■ PROBLEM TO SOLVE:
Give every line below again, exactly.

■ Collected data entries:
▼▼▼
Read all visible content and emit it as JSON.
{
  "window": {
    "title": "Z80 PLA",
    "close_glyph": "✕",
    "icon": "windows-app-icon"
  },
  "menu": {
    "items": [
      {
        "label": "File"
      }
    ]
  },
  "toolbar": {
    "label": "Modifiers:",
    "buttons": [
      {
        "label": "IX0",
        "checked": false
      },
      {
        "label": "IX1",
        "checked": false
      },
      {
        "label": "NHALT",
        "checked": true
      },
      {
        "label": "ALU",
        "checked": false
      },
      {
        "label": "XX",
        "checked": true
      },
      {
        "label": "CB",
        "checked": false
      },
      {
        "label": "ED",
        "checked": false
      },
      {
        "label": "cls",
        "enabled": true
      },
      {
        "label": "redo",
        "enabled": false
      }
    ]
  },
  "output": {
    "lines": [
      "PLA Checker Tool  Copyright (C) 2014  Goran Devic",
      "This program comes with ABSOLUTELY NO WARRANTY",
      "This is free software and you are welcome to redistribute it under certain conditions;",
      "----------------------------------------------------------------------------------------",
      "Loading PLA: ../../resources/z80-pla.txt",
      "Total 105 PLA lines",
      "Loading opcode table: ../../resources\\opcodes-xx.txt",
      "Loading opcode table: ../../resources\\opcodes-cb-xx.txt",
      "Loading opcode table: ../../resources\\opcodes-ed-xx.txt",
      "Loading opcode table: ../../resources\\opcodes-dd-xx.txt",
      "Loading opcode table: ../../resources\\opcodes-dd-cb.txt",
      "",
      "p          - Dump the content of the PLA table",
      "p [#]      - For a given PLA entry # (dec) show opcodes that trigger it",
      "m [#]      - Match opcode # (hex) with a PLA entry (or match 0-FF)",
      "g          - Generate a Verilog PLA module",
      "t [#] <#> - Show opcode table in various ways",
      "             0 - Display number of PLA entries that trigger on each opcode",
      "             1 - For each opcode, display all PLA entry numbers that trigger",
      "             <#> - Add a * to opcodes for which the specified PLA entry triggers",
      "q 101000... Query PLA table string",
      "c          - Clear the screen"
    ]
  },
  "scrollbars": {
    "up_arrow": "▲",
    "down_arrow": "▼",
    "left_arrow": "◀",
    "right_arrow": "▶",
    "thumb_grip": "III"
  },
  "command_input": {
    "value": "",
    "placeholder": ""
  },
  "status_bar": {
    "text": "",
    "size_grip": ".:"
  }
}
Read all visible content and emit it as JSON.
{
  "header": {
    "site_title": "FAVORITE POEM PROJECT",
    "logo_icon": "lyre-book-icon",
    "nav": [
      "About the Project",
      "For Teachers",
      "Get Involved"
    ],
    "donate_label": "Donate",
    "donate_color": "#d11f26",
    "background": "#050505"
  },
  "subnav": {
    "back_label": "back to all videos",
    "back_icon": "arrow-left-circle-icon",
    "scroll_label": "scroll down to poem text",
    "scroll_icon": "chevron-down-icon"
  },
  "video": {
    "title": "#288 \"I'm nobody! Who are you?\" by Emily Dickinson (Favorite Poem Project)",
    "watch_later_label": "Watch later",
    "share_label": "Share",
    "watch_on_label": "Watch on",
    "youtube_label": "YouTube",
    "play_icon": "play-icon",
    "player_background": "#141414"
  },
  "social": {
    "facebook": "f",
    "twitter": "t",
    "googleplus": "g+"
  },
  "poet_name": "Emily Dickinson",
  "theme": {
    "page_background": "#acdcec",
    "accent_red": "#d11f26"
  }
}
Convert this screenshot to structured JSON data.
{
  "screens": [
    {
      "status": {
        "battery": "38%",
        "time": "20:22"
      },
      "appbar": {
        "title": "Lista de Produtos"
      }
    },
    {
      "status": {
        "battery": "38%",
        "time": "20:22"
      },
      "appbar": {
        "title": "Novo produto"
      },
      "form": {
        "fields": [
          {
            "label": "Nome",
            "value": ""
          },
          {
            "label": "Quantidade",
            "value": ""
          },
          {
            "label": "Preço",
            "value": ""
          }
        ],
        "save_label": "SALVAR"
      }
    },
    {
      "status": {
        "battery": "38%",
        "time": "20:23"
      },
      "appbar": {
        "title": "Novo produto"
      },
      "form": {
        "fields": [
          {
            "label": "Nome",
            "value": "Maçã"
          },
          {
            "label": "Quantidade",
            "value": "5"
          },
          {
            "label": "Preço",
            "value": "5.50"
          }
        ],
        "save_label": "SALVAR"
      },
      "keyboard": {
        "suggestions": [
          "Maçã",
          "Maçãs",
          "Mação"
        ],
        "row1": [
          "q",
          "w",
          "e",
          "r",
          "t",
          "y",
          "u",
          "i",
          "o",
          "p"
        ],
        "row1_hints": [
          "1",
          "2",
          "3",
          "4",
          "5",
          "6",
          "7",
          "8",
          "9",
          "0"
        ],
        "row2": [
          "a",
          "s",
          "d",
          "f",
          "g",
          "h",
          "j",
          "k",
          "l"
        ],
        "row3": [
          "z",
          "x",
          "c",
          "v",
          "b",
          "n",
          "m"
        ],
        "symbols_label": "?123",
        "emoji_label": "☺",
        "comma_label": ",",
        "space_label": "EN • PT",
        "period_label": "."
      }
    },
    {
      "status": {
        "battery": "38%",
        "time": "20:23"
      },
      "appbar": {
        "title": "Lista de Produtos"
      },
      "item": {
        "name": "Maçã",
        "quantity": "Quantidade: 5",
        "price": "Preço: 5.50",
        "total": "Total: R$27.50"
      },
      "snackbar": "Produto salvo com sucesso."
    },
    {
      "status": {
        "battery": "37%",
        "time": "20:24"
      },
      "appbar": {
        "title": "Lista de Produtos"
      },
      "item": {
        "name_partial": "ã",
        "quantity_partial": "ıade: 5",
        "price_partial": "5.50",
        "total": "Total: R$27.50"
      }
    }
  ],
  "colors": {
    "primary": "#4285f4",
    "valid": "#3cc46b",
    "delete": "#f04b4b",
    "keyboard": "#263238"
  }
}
▲▲▲
■ FINISHED ANSWER:
Read all visible content and emit it as JSON.
{
  "window": {
    "title": "Z80 PLA",
    "close_glyph": "✕",
    "icon": "windows-app-icon"
  },
  "menu": {
    "items": [
      {
        "label": "File"
      }
    ]
  },
  "toolbar": {
    "label": "Modifiers:",
    "buttons": [
      {
        "label": "IX0",
        "checked": false
      },
      {
        "label": "IX1",
        "checked": false
      },
      {
        "label": "NHALT",
        "checked": true
      },
      {
        "label": "ALU",
        "checked": false
      },
      {
        "label": "XX",
        "checked": true
      },
      {
        "label": "CB",
        "checked": false
      },
      {
        "label": "ED",
        "checked": false
      },
      {
        "label": "cls",
        "enabled": true
      },
      {
        "label": "redo",
        "enabled": false
      }
    ]
  },
  "output": {
    "lines": [
      "PLA Checker Tool  Copyright (C) 2014  Goran Devic",
      "This program comes with ABSOLUTELY NO WARRANTY",
      "This is free software and you are welcome to redistribute it under certain conditions;",
      "----------------------------------------------------------------------------------------",
      "Loading PLA: ../../resources/z80-pla.txt",
      "Total 105 PLA lines",
      "Loading opcode table: ../../resources\\opcodes-xx.txt",
      "Loading opcode table: ../../resources\\opcodes-cb-xx.txt",
      "Loading opcode table: ../../resources\\opcodes-ed-xx.txt",
      "Loading opcode table: ../../resources\\opcodes-dd-xx.txt",
      "Loading opcode table: ../../resources\\opcodes-dd-cb.txt",
      "",
      "p          - Dump the content of the PLA table",
      "p [#]      - For a given PLA entry # (dec) show opcodes that trigger it",
      "m [#]      - Match opcode # (hex) with a PLA entry (or match 0-FF)",
      "g          - Generate a Verilog PLA module",
      "t [#] <#> - Show opcode table in various ways",
      "             0 - Display number of PLA entries that trigger on each opcode",
      "             1 - For each opcode, display all PLA entry numbers that trigger",
      "             <#> - Add a * to opcodes for which the specified PLA entry triggers",
      "q 101000... Query PLA table string",
      "c          - Clear the screen"
    ]
  },
  "scrollbars": {
    "up_arrow": "▲",
    "down_arrow": "▼",
    "left_arrow": "◀",
    "right_arrow": "▶",
    "thumb_grip": "III"
  },
  "command_input": {
    "value": "",
    "placeholder": ""
  },
  "status_bar": {
    "text": "",
    "size_grip": ".:"
  }
}
Read all visible content and emit it as JSON.
{
  "header": {
    "site_title": "FAVORITE POEM PROJECT",
    "logo_icon": "lyre-book-icon",
    "nav": [
      "About the Project",
      "For Teachers",
      "Get Involved"
    ],
    "donate_label": "Donate",
    "donate_color": "#d11f26",
    "background": "#050505"
  },
  "subnav": {
    "back_label": "back to all videos",
    "back_icon": "arrow-left-circle-icon",
    "scroll_label": "scroll down to poem text",
    "scroll_icon": "chevron-down-icon"
  },
  "video": {
    "title": "#288 \"I'm nobody! Who are you?\" by Emily Dickinson (Favorite Poem Project)",
    "watch_later_label": "Watch later",
    "share_label": "Share",
    "watch_on_label": "Watch on",
    "youtube_label": "YouTube",
    "play_icon": "play-icon",
    "player_background": "#141414"
  },
  "social": {
    "facebook": "f",
    "twitter": "t",
    "googleplus": "g+"
  },
  "poet_name": "Emily Dickinson",
  "theme": {
    "page_background": "#acdcec",
    "accent_red": "#d11f26"
  }
}
Convert this screenshot to structured JSON data.
{
  "screens": [
    {
      "status": {
        "battery": "38%",
        "time": "20:22"
      },
      "appbar": {
        "title": "Lista de Produtos"
      }
    },
    {
      "status": {
        "battery": "38%",
        "time": "20:22"
      },
      "appbar": {
        "title": "Novo produto"
      },
      "form": {
        "fields": [
          {
            "label": "Nome",
            "value": ""
          },
          {
            "label": "Quantidade",
            "value": ""
          },
          {
            "label": "Preço",
            "value": ""
          }
        ],
        "save_label": "SALVAR"
      }
    },
    {
      "status": {
        "battery": "38%",
        "time": "20:23"
      },
      "appbar": {
        "title": "Novo produto"
      },
      "form": {
        "fields": [
          {
            "label": "Nome",
            "value": "Maçã"
          },
          {
            "label": "Quantidade",
            "value": "5"
          },
          {
            "label": "Preço",
            "value": "5.50"
          }
        ],
        "save_label": "SALVAR"
      },
      "keyboard": {
        "suggestions": [
          "Maçã",
          "Maçãs",
          "Mação"
        ],
        "row1": [
          "q",
          "w",
          "e",
          "r",
          "t",
          "y",
          "u",
          "i",
          "o",
          "p"
        ],
        "row1_hints": [
          "1",
          "2",
          "3",
          "4",
          "5",
          "6",
          "7",
          "8",
          "9",
          "0"
        ],
        "row2": [
          "a",
          "s",
          "d",
          "f",
          "g",
          "h",
          "j",
          "k",
          "l"
        ],
        "row3": [
          "z",
          "x",
          "c",
          "v",
          "b",
          "n",
          "m"
        ],
        "symbols_label": "?123",
        "emoji_label": "☺",
        "comma_label": ",",
        "space_label": "EN • PT",
        "period_label": "."
      }
    },
    {
      "status": {
        "battery": "38%",
        "time": "20:23"
      },
      "appbar": {
        "title": "Lista de Produtos"
      },
      "item": {
        "name": "Maçã",
        "quantity": "Quantidade: 5",
        "price": "Preço: 5.50",
        "total": "Total: R$27.50"
      },
      "snackbar": "Produto salvo com sucesso."
    },
    {
      "status": {
        "battery": "37%",
        "time": "20:24"
      },
      "appbar": {
        "title": "Lista de Produtos"
      },
      "item": {
        "name_partial": "ã",
        "quantity_partial": "ıade: 5",
        "price_partial": "5.50",
        "total": "Total: R$27.50"
      }
    }
  ],
  "colors": {
    "primary": "#4285f4",
    "valid": "#3cc46b",
    "delete": "#f04b4b",
    "keyboard": "#263238"
  }
}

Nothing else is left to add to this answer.